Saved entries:
**********
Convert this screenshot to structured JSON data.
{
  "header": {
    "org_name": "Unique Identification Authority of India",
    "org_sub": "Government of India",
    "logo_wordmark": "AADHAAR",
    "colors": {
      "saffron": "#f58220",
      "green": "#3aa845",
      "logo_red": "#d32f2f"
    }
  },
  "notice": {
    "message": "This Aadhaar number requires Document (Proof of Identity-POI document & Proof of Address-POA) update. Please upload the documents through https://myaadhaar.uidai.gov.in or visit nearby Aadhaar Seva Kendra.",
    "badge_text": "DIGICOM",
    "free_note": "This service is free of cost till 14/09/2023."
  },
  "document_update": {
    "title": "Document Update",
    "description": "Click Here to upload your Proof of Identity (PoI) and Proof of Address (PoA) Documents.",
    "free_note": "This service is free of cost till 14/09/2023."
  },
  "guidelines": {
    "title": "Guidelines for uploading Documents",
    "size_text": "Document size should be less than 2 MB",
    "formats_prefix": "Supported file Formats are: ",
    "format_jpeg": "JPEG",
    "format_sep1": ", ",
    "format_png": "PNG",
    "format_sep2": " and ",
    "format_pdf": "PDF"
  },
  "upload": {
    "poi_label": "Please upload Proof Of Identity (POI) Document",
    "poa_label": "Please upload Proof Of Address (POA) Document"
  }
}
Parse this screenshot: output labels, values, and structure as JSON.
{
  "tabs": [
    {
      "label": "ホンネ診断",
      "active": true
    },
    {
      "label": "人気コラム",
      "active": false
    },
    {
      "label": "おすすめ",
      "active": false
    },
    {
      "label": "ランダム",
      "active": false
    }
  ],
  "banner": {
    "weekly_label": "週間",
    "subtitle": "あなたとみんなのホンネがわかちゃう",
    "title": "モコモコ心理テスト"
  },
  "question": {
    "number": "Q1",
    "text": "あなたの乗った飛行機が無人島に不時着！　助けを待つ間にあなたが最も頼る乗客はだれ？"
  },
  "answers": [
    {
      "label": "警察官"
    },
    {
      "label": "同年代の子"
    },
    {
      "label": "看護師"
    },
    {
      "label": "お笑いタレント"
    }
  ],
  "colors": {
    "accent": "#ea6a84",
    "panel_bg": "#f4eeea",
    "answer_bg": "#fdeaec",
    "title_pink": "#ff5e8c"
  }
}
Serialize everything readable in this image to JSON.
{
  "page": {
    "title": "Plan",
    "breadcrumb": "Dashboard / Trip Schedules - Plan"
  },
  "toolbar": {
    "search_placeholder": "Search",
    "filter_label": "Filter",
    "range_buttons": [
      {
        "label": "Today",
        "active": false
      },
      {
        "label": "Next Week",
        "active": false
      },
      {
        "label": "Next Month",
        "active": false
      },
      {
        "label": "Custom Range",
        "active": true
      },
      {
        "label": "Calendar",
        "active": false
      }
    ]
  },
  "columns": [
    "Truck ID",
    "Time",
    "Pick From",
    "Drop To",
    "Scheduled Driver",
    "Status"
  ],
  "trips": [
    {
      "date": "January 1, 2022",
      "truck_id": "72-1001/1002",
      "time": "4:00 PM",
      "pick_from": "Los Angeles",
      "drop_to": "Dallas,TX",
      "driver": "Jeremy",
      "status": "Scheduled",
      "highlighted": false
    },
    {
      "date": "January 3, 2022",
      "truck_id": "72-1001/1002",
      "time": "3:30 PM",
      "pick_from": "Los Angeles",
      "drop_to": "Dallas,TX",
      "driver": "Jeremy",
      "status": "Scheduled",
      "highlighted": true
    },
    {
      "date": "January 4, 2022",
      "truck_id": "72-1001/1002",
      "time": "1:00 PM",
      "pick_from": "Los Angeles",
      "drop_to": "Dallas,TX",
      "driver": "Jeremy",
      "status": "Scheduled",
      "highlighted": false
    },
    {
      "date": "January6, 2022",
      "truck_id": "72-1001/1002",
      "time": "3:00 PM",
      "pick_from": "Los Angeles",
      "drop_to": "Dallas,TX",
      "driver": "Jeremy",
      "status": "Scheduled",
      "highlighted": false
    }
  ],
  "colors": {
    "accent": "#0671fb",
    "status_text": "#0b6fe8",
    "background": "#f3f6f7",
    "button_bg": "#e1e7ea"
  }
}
**********
● What you need to do
Gather each line from the listing above that holds "Address".

● Task answer
    "message": "This Aadhaar number requires Document (Proof of Identity-POI document & Proof of Address-POA) update. Please upload the documents through https://myaadhaar.uidai.gov.in or visit nearby Aadhaar Seva Kendra.",
    "description": "Click Here to upload your Proof of Identity (PoI) and Proof of Address (PoA) Documents.",
    "poa_label": "Please upload Proof Of Address (POA) Document"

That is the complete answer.